* [Given task] Go through the records underneath and write each one out again exactly.

Structured figure records:
·····

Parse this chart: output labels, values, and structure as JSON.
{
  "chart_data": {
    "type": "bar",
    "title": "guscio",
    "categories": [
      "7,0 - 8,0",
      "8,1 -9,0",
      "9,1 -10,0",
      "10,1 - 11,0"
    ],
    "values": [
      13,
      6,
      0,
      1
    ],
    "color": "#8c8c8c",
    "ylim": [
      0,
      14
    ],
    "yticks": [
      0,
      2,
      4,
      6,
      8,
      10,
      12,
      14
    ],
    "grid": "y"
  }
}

·····

* [The solution]
Parse this chart: output labels, values, and structure as JSON.
{
  "chart_data": {
    "type": "bar",
    "title": "guscio",
    "categories": [
      "7,0 - 8,0",
      "8,1 -9,0",
      "9,1 -10,0",
      "10,1 - 11,0"
    ],
    "values": [
      13,
      6,
      0,
      1
    ],
    "color": "#8c8c8c",
    "ylim": [
      0,
      14
    ],
    "yticks": [
      0,
      2,
      4,
      6,
      8,
      10,
      12,
      14
    ],
    "grid": "y"
  }
}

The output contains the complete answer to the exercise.